● Given problem:
Which lines contain the string "icon"? Please list every one of them.

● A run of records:
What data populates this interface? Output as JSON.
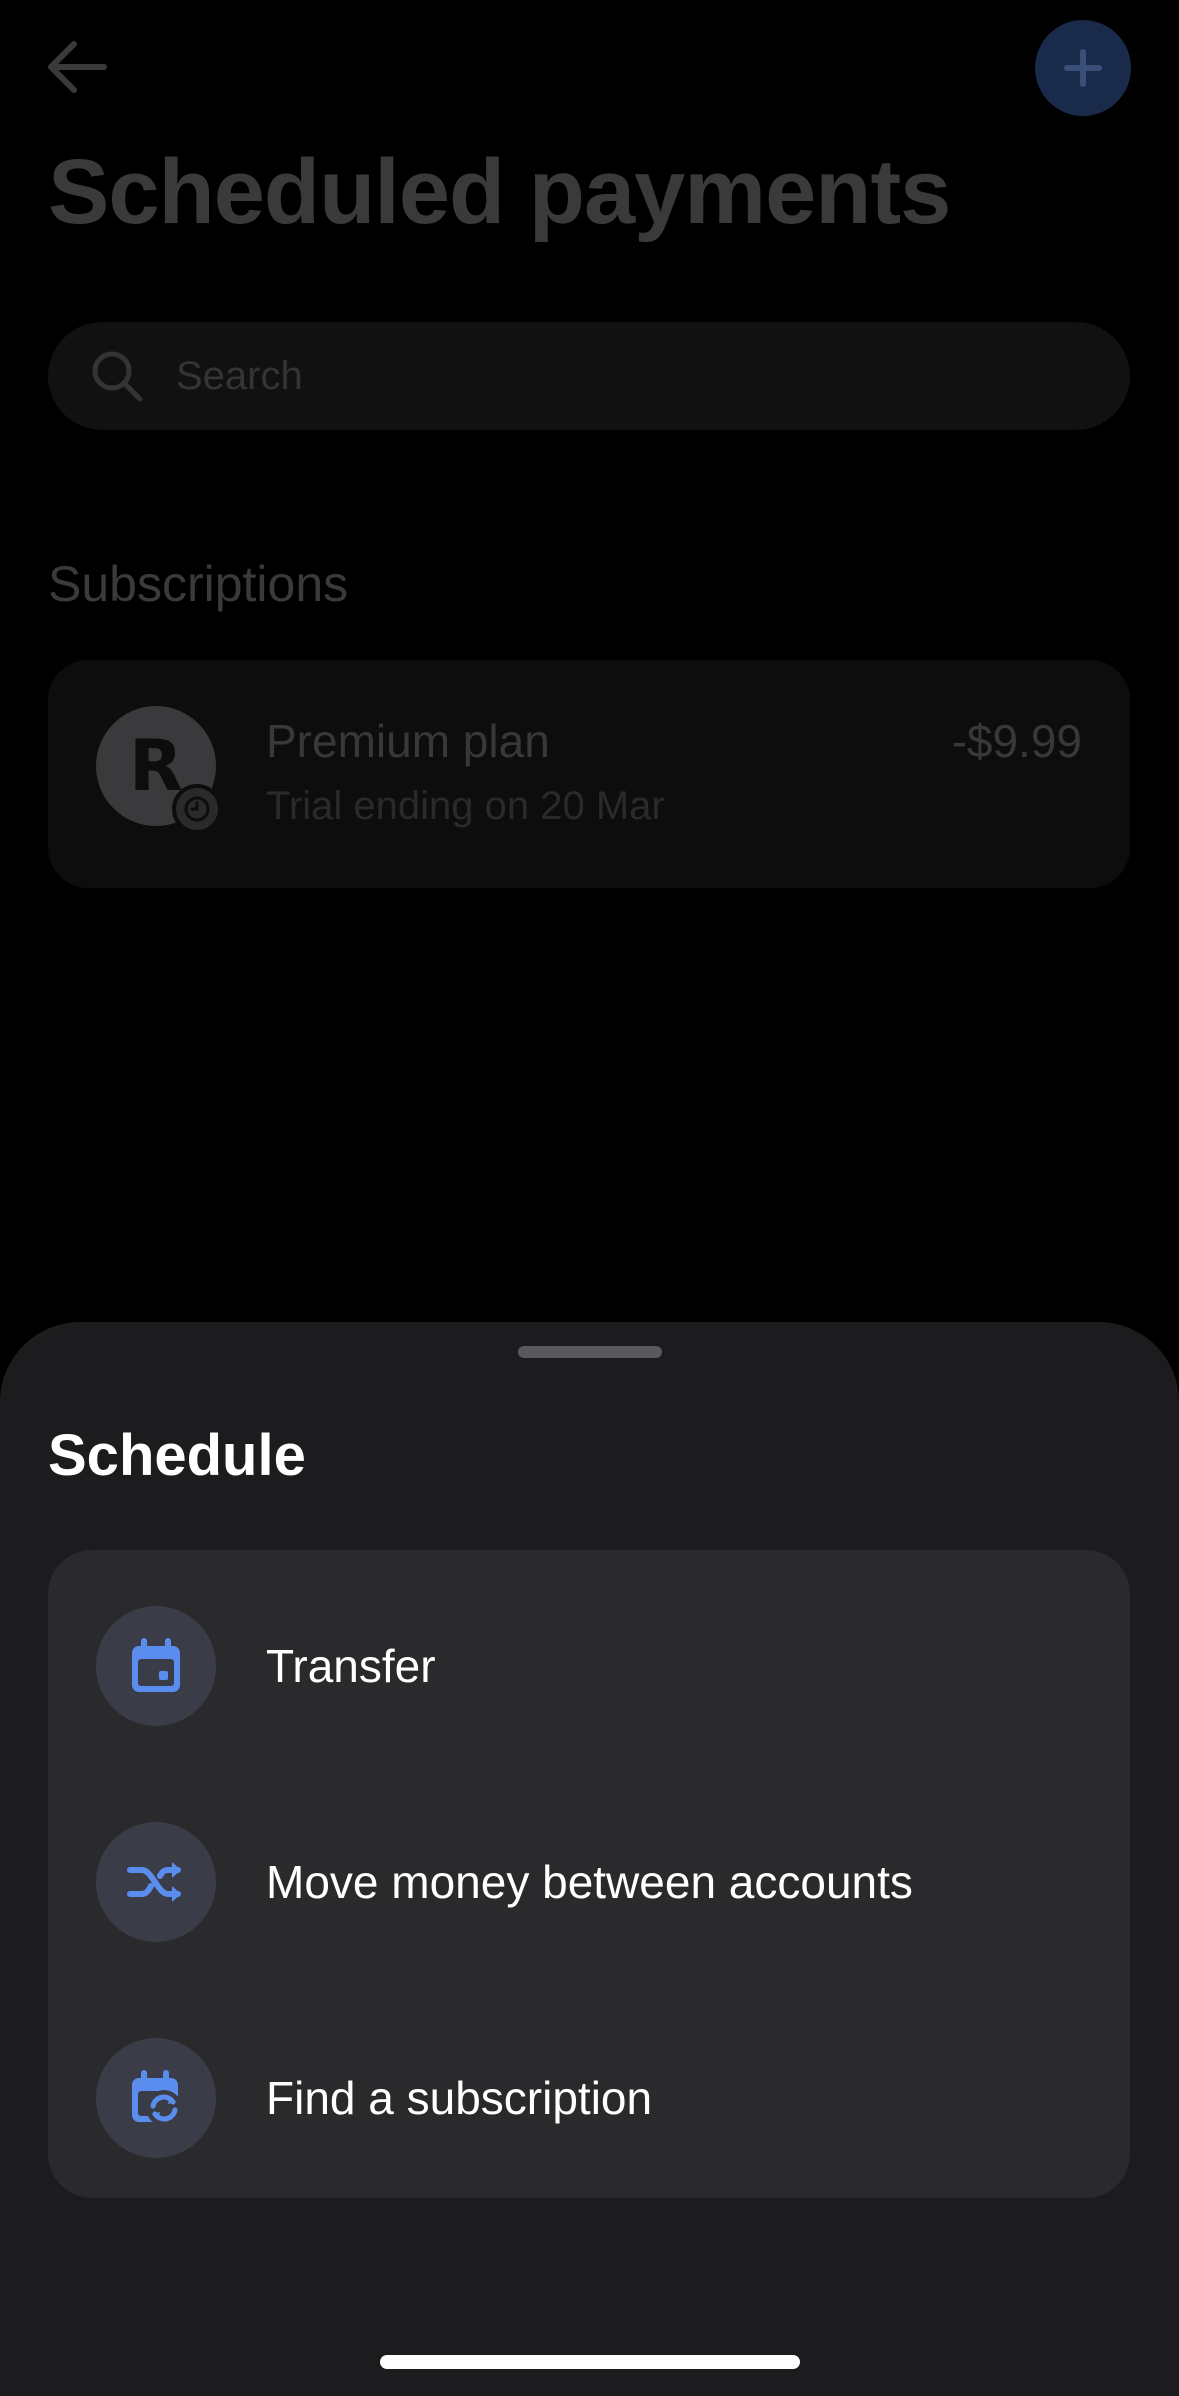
{
  "header": {
    "title": "Scheduled payments"
  },
  "search": {
    "placeholder": "Search"
  },
  "subscriptions": {
    "section_label": "Subscriptions",
    "items": [
      {
        "logo_letter": "R",
        "name": "Premium plan",
        "description": "Trial ending on 20 Mar",
        "amount": "-$9.99"
      }
    ]
  },
  "sheet": {
    "title": "Schedule",
    "options": [
      {
        "label": "Transfer",
        "icon": "calendar-icon"
      },
      {
        "label": "Move money between accounts",
        "icon": "shuffle-icon"
      },
      {
        "label": "Find a subscription",
        "icon": "calendar-repeat-icon"
      }
    ]
  },
  "colors": {
    "accent": "#5b8def",
    "sheet_bg": "#1c1c1e",
    "options_bg": "#2a2a2d"
  }
}
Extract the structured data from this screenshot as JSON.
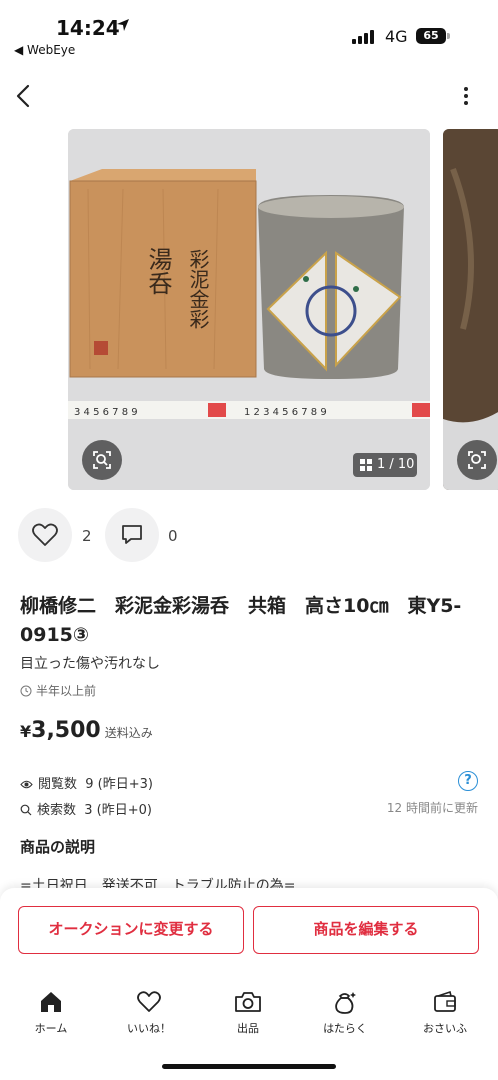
{
  "status_bar": {
    "time": "14:24",
    "back_app": "◀ WebEye",
    "network": "4G",
    "battery": "65"
  },
  "gallery": {
    "counter": "1 / 10",
    "box_text_1": "彩泥金彩",
    "box_text_2": "湯呑"
  },
  "social": {
    "likes": "2",
    "comments": "0"
  },
  "item": {
    "title": "柳橋修二　彩泥金彩湯呑　共箱　高さ10㎝　東Y5-0915③",
    "subtitle": "目立った傷や汚れなし",
    "posted": "半年以上前",
    "price_symbol": "¥",
    "price": "3,500",
    "shipping": "送料込み"
  },
  "stats": {
    "views_label": "閲覧数",
    "views_value": "9 (昨日+3)",
    "search_label": "検索数",
    "search_value": "3 (昨日+0)",
    "help": "?",
    "updated": "12 時間前に更新"
  },
  "description": {
    "heading": "商品の説明",
    "first_line": "=土日祝日　発送不可　トラブル防止の為="
  },
  "actions": {
    "change_auction": "オークションに変更する",
    "edit_item": "商品を編集する"
  },
  "tabs": [
    {
      "label": "ホーム",
      "icon": "home-icon"
    },
    {
      "label": "いいね！",
      "icon": "heart-icon"
    },
    {
      "label": "出品",
      "icon": "camera-icon"
    },
    {
      "label": "はたらく",
      "icon": "bag-sparkle-icon"
    },
    {
      "label": "おさいふ",
      "icon": "wallet-icon"
    }
  ],
  "colors": {
    "accent": "#e02e40",
    "help_blue": "#2b8fd6"
  }
}
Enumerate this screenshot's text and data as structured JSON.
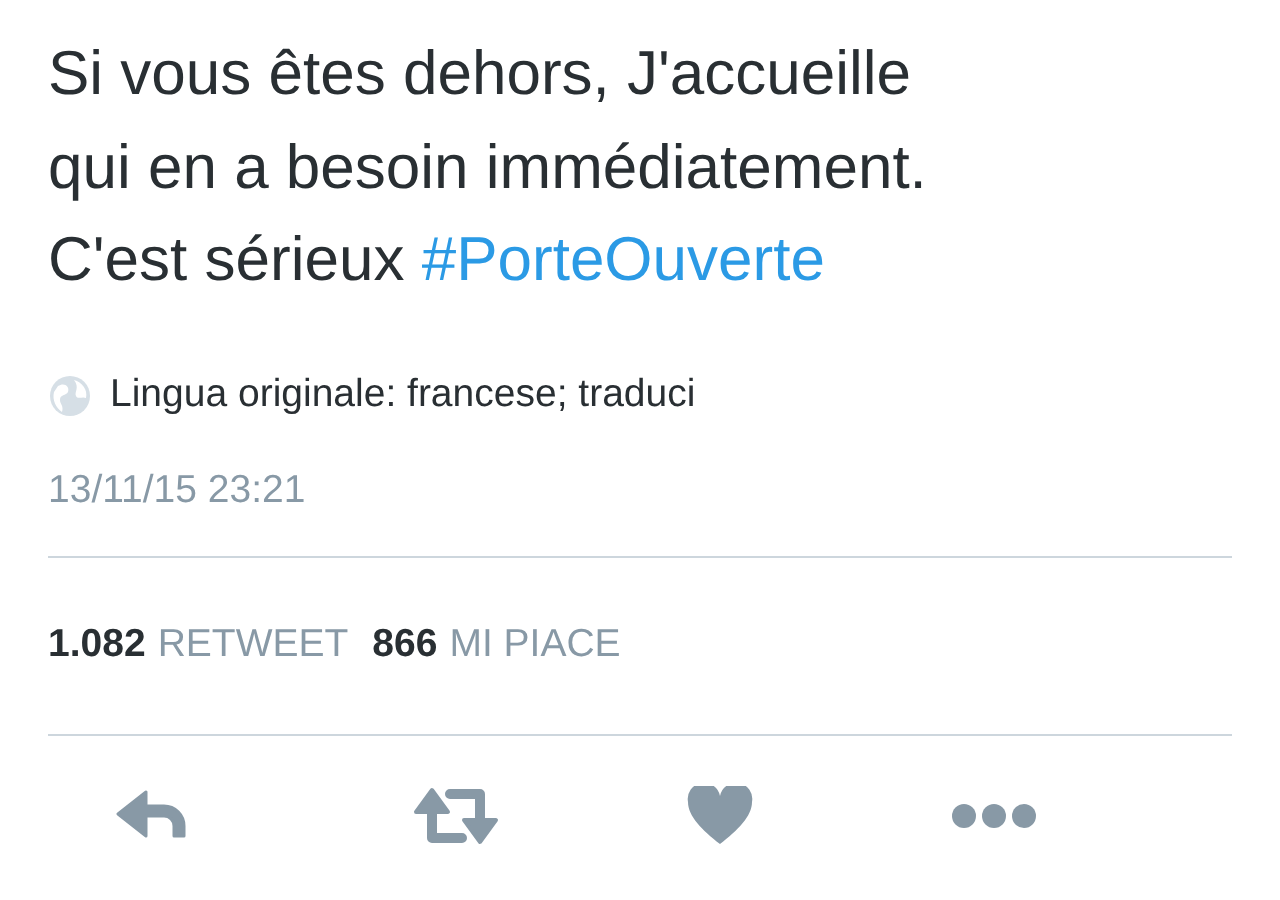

● Answer to this exercise:
        "icon": "calendar-icon"
        "icon": "shuffle-icon"
        "icon": "calendar-repeat-icon"
      "icon": "home-icon"
      "icon": "heart-icon"
      "icon": "camera-icon"
      "icon": "bag-sparkle-icon"
      "icon": "wallet-icon"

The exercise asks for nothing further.